§ **What is required**: Write each line out exactly, leaving none out.

----- Data records

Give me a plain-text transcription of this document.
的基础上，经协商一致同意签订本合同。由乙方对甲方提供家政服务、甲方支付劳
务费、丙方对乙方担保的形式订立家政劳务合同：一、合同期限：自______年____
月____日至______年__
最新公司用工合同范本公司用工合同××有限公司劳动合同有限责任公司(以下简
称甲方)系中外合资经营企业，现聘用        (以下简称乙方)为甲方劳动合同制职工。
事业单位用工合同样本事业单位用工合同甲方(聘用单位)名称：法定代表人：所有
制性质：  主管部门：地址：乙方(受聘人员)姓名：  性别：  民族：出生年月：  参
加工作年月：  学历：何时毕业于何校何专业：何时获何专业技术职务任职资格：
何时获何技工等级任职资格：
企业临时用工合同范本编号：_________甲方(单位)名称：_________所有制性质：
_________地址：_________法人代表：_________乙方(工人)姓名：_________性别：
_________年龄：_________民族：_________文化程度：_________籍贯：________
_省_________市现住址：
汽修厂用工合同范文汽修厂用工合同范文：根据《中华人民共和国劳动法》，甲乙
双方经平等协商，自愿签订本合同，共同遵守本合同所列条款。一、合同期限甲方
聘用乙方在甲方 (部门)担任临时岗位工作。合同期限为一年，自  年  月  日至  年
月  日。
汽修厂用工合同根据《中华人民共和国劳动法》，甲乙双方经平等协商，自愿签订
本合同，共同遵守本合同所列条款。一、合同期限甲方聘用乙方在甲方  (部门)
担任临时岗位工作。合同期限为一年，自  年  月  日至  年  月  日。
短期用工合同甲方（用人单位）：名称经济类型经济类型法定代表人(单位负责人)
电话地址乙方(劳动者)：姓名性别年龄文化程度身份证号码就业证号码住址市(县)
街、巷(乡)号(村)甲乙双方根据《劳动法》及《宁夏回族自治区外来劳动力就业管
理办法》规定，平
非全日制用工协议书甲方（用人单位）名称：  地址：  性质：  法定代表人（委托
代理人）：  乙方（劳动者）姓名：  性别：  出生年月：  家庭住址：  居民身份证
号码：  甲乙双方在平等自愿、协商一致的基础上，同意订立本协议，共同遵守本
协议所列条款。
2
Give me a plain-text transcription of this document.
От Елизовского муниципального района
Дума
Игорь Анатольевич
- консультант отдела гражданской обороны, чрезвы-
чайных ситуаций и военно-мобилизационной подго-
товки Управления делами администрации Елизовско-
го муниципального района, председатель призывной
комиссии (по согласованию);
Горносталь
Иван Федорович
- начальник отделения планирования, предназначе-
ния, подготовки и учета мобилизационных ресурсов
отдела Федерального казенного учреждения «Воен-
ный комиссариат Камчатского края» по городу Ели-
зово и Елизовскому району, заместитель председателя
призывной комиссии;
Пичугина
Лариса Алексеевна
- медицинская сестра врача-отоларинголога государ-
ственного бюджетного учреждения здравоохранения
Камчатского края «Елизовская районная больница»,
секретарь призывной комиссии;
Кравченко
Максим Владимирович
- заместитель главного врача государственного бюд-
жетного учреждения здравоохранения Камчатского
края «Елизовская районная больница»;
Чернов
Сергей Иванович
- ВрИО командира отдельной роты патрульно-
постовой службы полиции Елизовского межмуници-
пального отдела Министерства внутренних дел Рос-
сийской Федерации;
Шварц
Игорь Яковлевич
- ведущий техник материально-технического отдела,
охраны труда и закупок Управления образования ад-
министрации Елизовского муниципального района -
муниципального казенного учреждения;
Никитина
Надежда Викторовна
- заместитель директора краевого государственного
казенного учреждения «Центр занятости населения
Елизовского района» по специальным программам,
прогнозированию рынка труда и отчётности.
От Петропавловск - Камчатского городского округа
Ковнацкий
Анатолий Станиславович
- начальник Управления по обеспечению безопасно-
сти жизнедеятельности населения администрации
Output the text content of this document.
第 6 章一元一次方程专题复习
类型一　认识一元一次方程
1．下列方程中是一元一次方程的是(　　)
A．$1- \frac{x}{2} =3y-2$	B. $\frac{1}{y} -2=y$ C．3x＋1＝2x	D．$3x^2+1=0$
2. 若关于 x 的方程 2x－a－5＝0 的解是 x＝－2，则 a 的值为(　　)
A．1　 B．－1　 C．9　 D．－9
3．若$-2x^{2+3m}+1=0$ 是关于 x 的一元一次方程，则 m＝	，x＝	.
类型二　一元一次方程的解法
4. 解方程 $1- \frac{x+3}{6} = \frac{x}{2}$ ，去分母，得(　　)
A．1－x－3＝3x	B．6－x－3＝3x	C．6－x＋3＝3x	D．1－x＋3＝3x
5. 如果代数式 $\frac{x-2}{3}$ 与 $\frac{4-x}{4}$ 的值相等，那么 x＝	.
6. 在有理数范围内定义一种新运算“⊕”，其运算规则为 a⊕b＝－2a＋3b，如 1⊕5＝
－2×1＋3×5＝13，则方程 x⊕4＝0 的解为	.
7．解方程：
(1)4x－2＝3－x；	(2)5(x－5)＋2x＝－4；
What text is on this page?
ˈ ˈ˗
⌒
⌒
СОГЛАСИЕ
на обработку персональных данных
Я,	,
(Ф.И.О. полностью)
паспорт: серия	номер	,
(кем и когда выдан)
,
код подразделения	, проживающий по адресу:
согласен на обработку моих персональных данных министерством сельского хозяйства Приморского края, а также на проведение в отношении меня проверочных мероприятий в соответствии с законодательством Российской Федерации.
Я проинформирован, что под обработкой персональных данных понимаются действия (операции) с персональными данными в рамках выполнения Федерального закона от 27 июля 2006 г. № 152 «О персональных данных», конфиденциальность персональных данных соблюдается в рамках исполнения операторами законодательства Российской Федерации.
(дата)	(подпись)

----------

§ **Answer to the problem**:
Give me a plain-text transcription of this document.
的基础上，经协商一致同意签订本合同。由乙方对甲方提供家政服务、甲方支付劳
务费、丙方对乙方担保的形式订立家政劳务合同：一、合同期限：自______年____
月____日至______年__
最新公司用工合同范本公司用工合同××有限公司劳动合同有限责任公司(以下简
称甲方)系中外合资经营企业，现聘用        (以下简称乙方)为甲方劳动合同制职工。
事业单位用工合同样本事业单位用工合同甲方(聘用单位)名称：法定代表人：所有
制性质：  主管部门：地址：乙方(受聘人员)姓名：  性别：  民族：出生年月：  参
加工作年月：  学历：何时毕业于何校何专业：何时获何专业技术职务任职资格：
何时获何技工等级任职资格：
企业临时用工合同范本编号：_________甲方(单位)名称：_________所有制性质：
_________地址：_________法人代表：_________乙方(工人)姓名：_________性别：
_________年龄：_________民族：_________文化程度：_________籍贯：________
_省_________市现住址：
汽修厂用工合同范文汽修厂用工合同范文：根据《中华人民共和国劳动法》，甲乙
双方经平等协商，自愿签订本合同，共同遵守本合同所列条款。一、合同期限甲方
聘用乙方在甲方 (部门)担任临时岗位工作。合同期限为一年，自  年  月  日至  年
月  日。
汽修厂用工合同根据《中华人民共和国劳动法》，甲乙双方经平等协商，自愿签订
本合同，共同遵守本合同所列条款。一、合同期限甲方聘用乙方在甲方  (部门)
担任临时岗位工作。合同期限为一年，自  年  月  日至  年  月  日。
短期用工合同甲方（用人单位）：名称经济类型经济类型法定代表人(单位负责人)
电话地址乙方(劳动者)：姓名性别年龄文化程度身份证号码就业证号码住址市(县)
街、巷(乡)号(村)甲乙双方根据《劳动法》及《宁夏回族自治区外来劳动力就业管
理办法》规定，平
非全日制用工协议书甲方（用人单位）名称：  地址：  性质：  法定代表人（委托
代理人）：  乙方（劳动者）姓名：  性别：  出生年月：  家庭住址：  居民身份证
号码：  甲乙双方在平等自愿、协商一致的基础上，同意订立本协议，共同遵守本
协议所列条款。
2
Give me a plain-text transcription of this document.
От Елизовского муниципального района
Дума
Игорь Анатольевич
- консультант отдела гражданской обороны, чрезвы-
чайных ситуаций и военно-мобилизационной подго-
товки Управления делами администрации Елизовско-
го муниципального района, председатель призывной
комиссии (по согласованию);
Горносталь
Иван Федорович
- начальник отделения планирования, предназначе-
ния, подготовки и учета мобилизационных ресурсов
отдела Федерального казенного учреждения «Воен-
ный комиссариат Камчатского края» по городу Ели-
зово и Елизовскому району, заместитель председателя
призывной комиссии;
Пичугина
Лариса Алексеевна
- медицинская сестра врача-отоларинголога государ-
ственного бюджетного учреждения здравоохранения
Камчатского края «Елизовская районная больница»,
секретарь призывной комиссии;
Кравченко
Максим Владимирович
- заместитель главного врача государственного бюд-
жетного учреждения здравоохранения Камчатского
края «Елизовская районная больница»;
Чернов
Сергей Иванович
- ВрИО командира отдельной роты патрульно-
постовой службы полиции Елизовского межмуници-
пального отдела Министерства внутренних дел Рос-
сийской Федерации;
Шварц
Игорь Яковлевич
- ведущий техник материально-технического отдела,
охраны труда и закупок Управления образования ад-
министрации Елизовского муниципального района -
муниципального казенного учреждения;
Никитина
Надежда Викторовна
- заместитель директора краевого государственного
казенного учреждения «Центр занятости населения
Елизовского района» по специальным программам,
прогнозированию рынка труда и отчётности.
От Петропавловск - Камчатского городского округа
Ковнацкий
Анатолий Станиславович
- начальник Управления по обеспечению безопасно-
сти жизнедеятельности населения администрации
Output the text content of this document.
第 6 章一元一次方程专题复习
类型一　认识一元一次方程
1．下列方程中是一元一次方程的是(　　)
A．$1- \frac{x}{2} =3y-2$	B. $\frac{1}{y} -2=y$ C．3x＋1＝2x	D．$3x^2+1=0$
2. 若关于 x 的方程 2x－a－5＝0 的解是 x＝－2，则 a 的值为(　　)
A．1　 B．－1　 C．9　 D．－9
3．若$-2x^{2+3m}+1=0$ 是关于 x 的一元一次方程，则 m＝	，x＝	.
类型二　一元一次方程的解法
4. 解方程 $1- \frac{x+3}{6} = \frac{x}{2}$ ，去分母，得(　　)
A．1－x－3＝3x	B．6－x－3＝3x	C．6－x＋3＝3x	D．1－x＋3＝3x
5. 如果代数式 $\frac{x-2}{3}$ 与 $\frac{4-x}{4}$ 的值相等，那么 x＝	.
6. 在有理数范围内定义一种新运算“⊕”，其运算规则为 a⊕b＝－2a＋3b，如 1⊕5＝
－2×1＋3×5＝13，则方程 x⊕4＝0 的解为	.
7．解方程：
(1)4x－2＝3－x；	(2)5(x－5)＋2x＝－4；
What text is on this page?
ˈ ˈ˗
⌒
⌒
СОГЛАСИЕ
на обработку персональных данных
Я,	,
(Ф.И.О. полностью)
паспорт: серия	номер	,
(кем и когда выдан)
,
код подразделения	, проживающий по адресу:
согласен на обработку моих персональных данных министерством сельского хозяйства Приморского края, а также на проведение в отношении меня проверочных мероприятий в соответствии с законодательством Российской Федерации.
Я проинформирован, что под обработкой персональных данных понимаются действия (операции) с персональными данными в рамках выполнения Федерального закона от 27 июля 2006 г. № 152 «О персональных данных», конфиденциальность персональных данных соблюдается в рамках исполнения операторами законодательства Российской Федерации.
(дата)	(подпись)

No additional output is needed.